_Stated task:_ Will you extract the entries word for word? Images should not appear in the copy.

— begin —

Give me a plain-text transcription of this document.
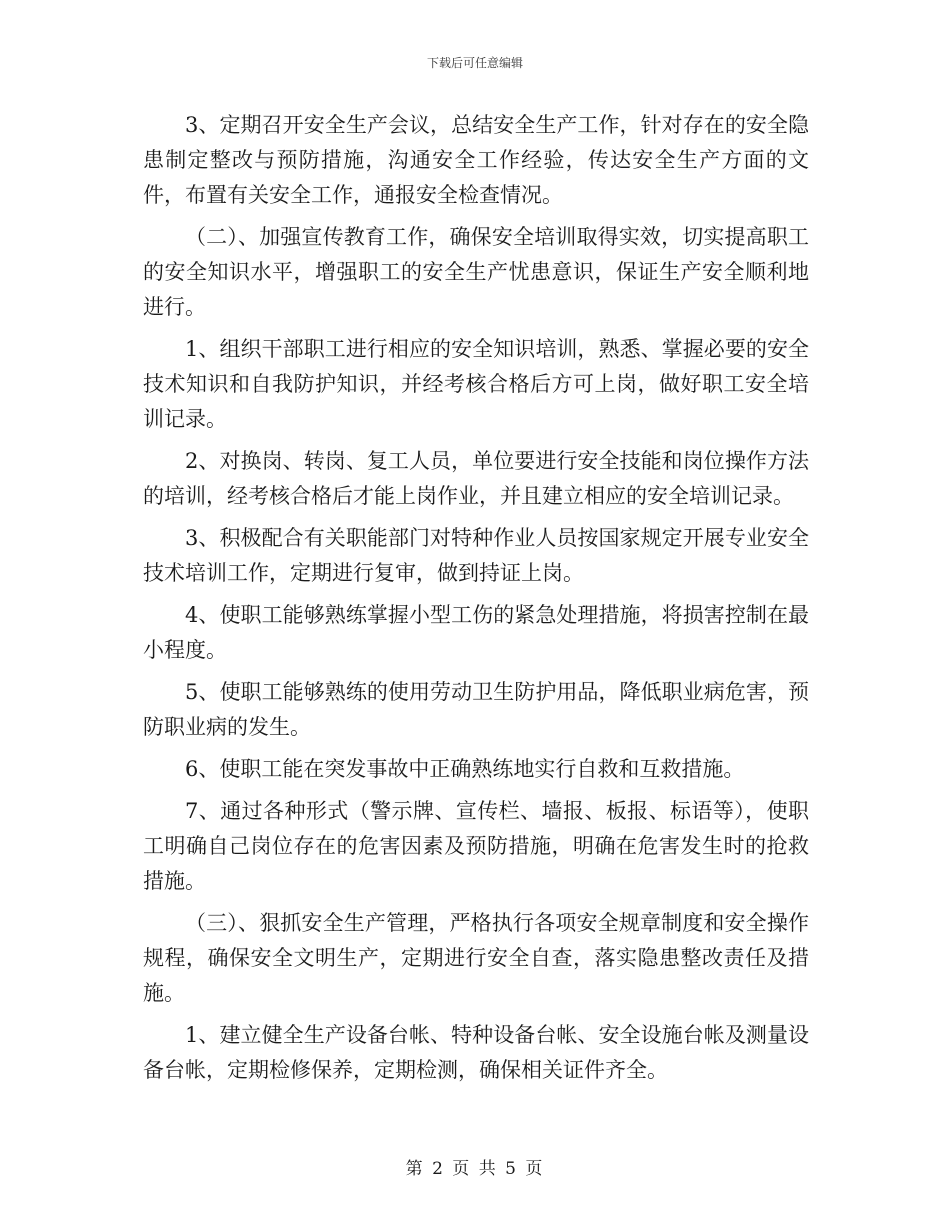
下载后可任意编辑

3、定期召开安全生产会议，总结安全生产工作，针对存在的安全隐患制定整改与预防措施，沟通安全工作经验，传达安全生产方面的文件，布置有关安全工作，通报安全检查情况。

（二）、加强宣传教育工作，确保安全培训取得实效，切实提高职工的安全知识水平，增强职工的安全生产忧患意识，保证生产安全顺利地进行。

1、组织干部职工进行相应的安全知识培训，熟悉、掌握必要的安全技术知识和自我防护知识，并经考核合格后方可上岗，做好职工安全培训记录。

2、对换岗、转岗、复工人员，单位要进行安全技能和岗位操作方法的培训，经考核合格后才能上岗作业，并且建立相应的安全培训记录。

3、积极配合有关职能部门对特种作业人员按国家规定开展专业安全技术培训工作，定期进行复审，做到持证上岗。

4、使职工能够熟练掌握小型工伤的紧急处理措施，将损害控制在最小程度。

5、使职工能够熟练的使用劳动卫生防护用品，降低职业病危害，预防职业病的发生。

6、使职工能在突发事故中正确熟练地实行自救和互救措施。

7、通过各种形式（警示牌、宣传栏、墙报、板报、标语等），使职工明确自己岗位存在的危害因素及预防措施，明确在危害发生时的抢救措施。

（三）、狠抓安全生产管理，严格执行各项安全规章制度和安全操作规程，确保安全文明生产，定期进行安全自查，落实隐患整改责任及措施。

1、建立健全生产设备台帐、特种设备台帐、安全设施台帐及测量设备台帐，定期检修保养，定期检测，确保相关证件齐全。

第 2 页 共 5 页
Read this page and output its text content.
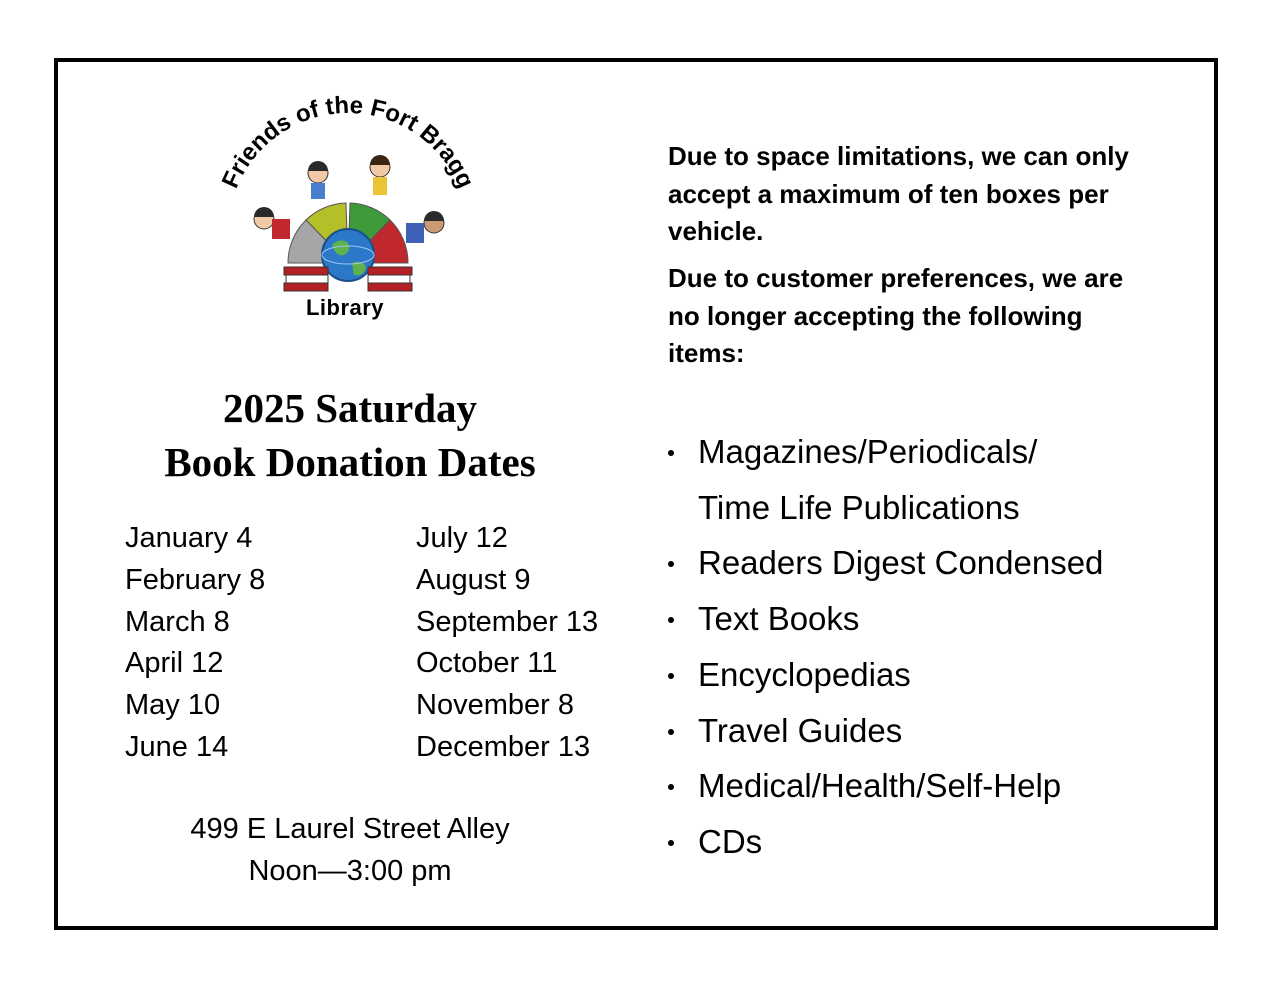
Friends of the Fort Bragg
Library
2025 Saturday
Book Donation Dates
January 4
February 8
March 8
April 12
May 10
June 14
July 12
August 9
September 13
October 11
November 8
December 13
499 E Laurel Street Alley
Noon—3:00 pm
Due to space limitations, we can only
accept a maximum of ten boxes per
vehicle.
Due to customer preferences, we are
no longer accepting the following
items:
Magazines/Periodicals/
Time Life Publications
Readers Digest Condensed
Text Books
Encyclopedias
Travel Guides
Medical/Health/Self-Help
CDs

— end —

_Reply:_
Give me a plain-text transcription of this document.
下载后可任意编辑

3、定期召开安全生产会议，总结安全生产工作，针对存在的安全隐患制定整改与预防措施，沟通安全工作经验，传达安全生产方面的文件，布置有关安全工作，通报安全检查情况。

（二）、加强宣传教育工作，确保安全培训取得实效，切实提高职工的安全知识水平，增强职工的安全生产忧患意识，保证生产安全顺利地进行。

1、组织干部职工进行相应的安全知识培训，熟悉、掌握必要的安全技术知识和自我防护知识，并经考核合格后方可上岗，做好职工安全培训记录。

2、对换岗、转岗、复工人员，单位要进行安全技能和岗位操作方法的培训，经考核合格后才能上岗作业，并且建立相应的安全培训记录。

3、积极配合有关职能部门对特种作业人员按国家规定开展专业安全技术培训工作，定期进行复审，做到持证上岗。

4、使职工能够熟练掌握小型工伤的紧急处理措施，将损害控制在最小程度。

5、使职工能够熟练的使用劳动卫生防护用品，降低职业病危害，预防职业病的发生。

6、使职工能在突发事故中正确熟练地实行自救和互救措施。

7、通过各种形式（警示牌、宣传栏、墙报、板报、标语等），使职工明确自己岗位存在的危害因素及预防措施，明确在危害发生时的抢救措施。

（三）、狠抓安全生产管理，严格执行各项安全规章制度和安全操作规程，确保安全文明生产，定期进行安全自查，落实隐患整改责任及措施。

1、建立健全生产设备台帐、特种设备台帐、安全设施台帐及测量设备台帐，定期检修保养，定期检测，确保相关证件齐全。

第 2 页 共 5 页
Read this page and output its text content.
Friends of the Fort Bragg
Library
2025 Saturday
Book Donation Dates
January 4
February 8
March 8
April 12
May 10
June 14
July 12
August 9
September 13
October 11
November 8
December 13
499 E Laurel Street Alley
Noon—3:00 pm
Due to space limitations, we can only
accept a maximum of ten boxes per
vehicle.
Due to customer preferences, we are
no longer accepting the following
items:
Magazines/Periodicals/
Time Life Publications
Readers Digest Condensed
Text Books
Encyclopedias
Travel Guides
Medical/Health/Self-Help
CDs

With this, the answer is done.